(Dataset entries)
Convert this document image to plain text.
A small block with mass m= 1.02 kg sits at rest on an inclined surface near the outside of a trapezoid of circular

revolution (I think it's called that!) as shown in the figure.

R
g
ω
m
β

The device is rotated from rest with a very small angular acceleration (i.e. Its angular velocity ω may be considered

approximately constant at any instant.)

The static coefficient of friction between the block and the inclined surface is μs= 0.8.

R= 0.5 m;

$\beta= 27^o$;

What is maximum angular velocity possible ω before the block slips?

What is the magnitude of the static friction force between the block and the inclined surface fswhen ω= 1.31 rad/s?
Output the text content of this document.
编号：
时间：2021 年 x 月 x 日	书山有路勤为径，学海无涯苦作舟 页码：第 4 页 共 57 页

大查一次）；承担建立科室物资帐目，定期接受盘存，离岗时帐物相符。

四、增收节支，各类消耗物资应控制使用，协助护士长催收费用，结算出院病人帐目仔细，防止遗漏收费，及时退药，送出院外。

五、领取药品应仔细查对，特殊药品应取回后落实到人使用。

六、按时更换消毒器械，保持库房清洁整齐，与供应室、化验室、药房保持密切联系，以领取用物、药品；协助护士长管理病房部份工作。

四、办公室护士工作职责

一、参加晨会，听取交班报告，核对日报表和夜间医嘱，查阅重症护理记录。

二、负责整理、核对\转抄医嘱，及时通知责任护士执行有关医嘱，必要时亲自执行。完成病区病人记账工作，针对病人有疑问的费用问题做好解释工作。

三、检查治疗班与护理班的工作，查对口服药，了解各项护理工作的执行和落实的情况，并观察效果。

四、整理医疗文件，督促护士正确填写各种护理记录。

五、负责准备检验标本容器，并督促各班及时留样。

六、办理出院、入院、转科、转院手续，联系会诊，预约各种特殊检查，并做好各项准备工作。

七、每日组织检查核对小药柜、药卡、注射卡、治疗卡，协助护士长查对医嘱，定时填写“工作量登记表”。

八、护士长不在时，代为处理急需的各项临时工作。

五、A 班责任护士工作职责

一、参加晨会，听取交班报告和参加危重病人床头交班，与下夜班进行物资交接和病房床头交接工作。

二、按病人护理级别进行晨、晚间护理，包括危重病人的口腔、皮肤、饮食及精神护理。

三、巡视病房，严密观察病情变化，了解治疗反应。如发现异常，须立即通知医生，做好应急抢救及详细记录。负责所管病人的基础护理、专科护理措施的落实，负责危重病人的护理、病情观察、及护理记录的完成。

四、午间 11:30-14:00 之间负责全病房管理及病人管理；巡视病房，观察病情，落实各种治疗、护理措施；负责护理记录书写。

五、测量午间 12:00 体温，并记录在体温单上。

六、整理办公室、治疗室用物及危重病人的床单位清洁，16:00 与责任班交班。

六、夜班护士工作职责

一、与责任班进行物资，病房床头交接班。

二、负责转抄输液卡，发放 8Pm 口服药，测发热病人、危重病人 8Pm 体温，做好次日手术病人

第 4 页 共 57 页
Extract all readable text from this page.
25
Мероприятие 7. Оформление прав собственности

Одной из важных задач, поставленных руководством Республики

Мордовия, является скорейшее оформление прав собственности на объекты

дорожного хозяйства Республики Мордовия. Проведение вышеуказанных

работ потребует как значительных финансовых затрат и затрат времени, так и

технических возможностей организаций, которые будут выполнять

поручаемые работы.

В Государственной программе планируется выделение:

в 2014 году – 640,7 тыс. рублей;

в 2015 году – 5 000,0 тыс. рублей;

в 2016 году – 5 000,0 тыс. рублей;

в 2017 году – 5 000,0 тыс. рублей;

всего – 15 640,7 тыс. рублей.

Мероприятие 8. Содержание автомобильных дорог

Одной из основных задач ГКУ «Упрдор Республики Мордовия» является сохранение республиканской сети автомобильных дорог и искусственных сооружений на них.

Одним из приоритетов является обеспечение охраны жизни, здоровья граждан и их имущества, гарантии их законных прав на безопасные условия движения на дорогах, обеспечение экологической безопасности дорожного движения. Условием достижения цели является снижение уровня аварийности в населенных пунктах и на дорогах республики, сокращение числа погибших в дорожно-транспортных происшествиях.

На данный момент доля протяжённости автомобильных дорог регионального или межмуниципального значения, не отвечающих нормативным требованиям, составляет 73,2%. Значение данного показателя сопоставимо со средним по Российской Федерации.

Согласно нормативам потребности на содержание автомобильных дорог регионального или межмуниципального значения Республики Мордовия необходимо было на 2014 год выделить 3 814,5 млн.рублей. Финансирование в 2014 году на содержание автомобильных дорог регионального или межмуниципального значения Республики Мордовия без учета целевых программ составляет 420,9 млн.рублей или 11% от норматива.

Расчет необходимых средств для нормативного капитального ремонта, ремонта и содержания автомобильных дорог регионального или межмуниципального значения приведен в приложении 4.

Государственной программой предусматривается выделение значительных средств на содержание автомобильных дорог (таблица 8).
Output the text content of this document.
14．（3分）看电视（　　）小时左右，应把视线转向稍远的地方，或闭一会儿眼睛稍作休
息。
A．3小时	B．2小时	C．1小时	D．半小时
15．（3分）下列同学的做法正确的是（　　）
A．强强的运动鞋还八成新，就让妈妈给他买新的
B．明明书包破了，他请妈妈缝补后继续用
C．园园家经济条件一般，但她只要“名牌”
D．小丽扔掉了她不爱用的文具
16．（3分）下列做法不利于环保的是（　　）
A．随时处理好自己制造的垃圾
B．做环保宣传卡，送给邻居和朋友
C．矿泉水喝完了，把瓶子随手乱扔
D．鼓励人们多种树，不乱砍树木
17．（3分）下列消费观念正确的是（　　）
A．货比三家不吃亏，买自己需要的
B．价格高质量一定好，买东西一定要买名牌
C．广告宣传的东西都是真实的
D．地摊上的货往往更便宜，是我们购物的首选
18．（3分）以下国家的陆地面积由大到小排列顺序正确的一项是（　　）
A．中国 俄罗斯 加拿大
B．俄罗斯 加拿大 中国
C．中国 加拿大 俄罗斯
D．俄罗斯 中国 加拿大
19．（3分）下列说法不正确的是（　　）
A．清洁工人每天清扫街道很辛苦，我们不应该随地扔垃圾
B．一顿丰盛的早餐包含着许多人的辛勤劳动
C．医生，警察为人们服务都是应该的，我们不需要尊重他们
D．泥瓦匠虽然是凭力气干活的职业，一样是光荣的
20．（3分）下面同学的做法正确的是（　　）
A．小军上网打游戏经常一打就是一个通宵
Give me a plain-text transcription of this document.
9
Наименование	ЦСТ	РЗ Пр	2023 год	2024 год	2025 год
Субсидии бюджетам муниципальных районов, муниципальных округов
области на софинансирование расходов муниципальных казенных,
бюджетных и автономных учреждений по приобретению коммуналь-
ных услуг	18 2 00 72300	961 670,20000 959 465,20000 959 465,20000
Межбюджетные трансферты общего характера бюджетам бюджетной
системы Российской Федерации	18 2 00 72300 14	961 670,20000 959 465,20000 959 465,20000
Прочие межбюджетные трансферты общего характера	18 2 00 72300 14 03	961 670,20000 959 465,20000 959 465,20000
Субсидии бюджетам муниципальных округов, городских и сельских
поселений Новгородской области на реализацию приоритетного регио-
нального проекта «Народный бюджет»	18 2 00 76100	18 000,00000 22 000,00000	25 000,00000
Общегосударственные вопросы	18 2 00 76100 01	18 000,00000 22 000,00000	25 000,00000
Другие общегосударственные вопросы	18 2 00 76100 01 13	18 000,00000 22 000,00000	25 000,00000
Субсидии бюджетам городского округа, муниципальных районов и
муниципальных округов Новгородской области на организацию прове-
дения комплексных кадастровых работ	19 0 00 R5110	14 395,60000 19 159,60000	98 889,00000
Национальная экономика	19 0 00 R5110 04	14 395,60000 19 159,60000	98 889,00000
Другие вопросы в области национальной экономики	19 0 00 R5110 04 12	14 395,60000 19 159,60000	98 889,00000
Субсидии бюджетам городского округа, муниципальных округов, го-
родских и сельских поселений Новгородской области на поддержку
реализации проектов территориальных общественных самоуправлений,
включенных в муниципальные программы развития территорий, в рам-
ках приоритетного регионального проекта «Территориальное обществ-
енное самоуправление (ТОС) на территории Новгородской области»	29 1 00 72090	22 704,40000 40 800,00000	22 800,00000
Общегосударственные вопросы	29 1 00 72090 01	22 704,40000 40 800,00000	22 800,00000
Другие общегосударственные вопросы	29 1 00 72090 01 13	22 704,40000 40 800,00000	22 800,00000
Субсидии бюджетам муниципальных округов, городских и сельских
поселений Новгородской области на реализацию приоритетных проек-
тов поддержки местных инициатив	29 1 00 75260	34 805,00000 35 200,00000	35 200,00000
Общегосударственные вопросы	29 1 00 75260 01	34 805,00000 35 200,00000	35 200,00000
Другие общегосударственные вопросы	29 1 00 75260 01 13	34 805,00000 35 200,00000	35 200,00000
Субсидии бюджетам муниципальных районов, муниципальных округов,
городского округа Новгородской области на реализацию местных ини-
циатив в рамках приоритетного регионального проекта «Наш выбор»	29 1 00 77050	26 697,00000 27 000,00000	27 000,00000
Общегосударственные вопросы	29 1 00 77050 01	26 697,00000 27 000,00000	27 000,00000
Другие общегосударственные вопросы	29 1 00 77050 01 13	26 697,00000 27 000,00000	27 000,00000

# INSTRUCTION
Gather up the lines that contain the word "автомобильных".

# WRITTEN ANSWER
Мероприятие 8. Содержание автомобильных дорог
Одной из основных задач ГКУ «Упрдор Республики Мордовия» является сохранение республиканской сети автомобильных дорог и искусственных сооружений на них.
На данный момент доля протяжённости автомобильных дорог регионального или межмуниципального значения, не отвечающих нормативным требованиям, составляет 73,2%. Значение данного показателя сопоставимо со средним по Российской Федерации.
Согласно нормативам потребности на содержание автомобильных дорог регионального или межмуниципального значения Республики Мордовия необходимо было на 2014 год выделить 3 814,5 млн.рублей. Финансирование в 2014 году на содержание автомобильных дорог регионального или межмуниципального значения Республики Мордовия без учета целевых программ составляет 420,9 млн.рублей или 11% от норматива.
Расчет необходимых средств для нормативного капитального ремонта, ремонта и содержания автомобильных дорог регионального или межмуниципального значения приведен в приложении 4.
Государственной программой предусматривается выделение значительных средств на содержание автомобильных дорог (таблица 8).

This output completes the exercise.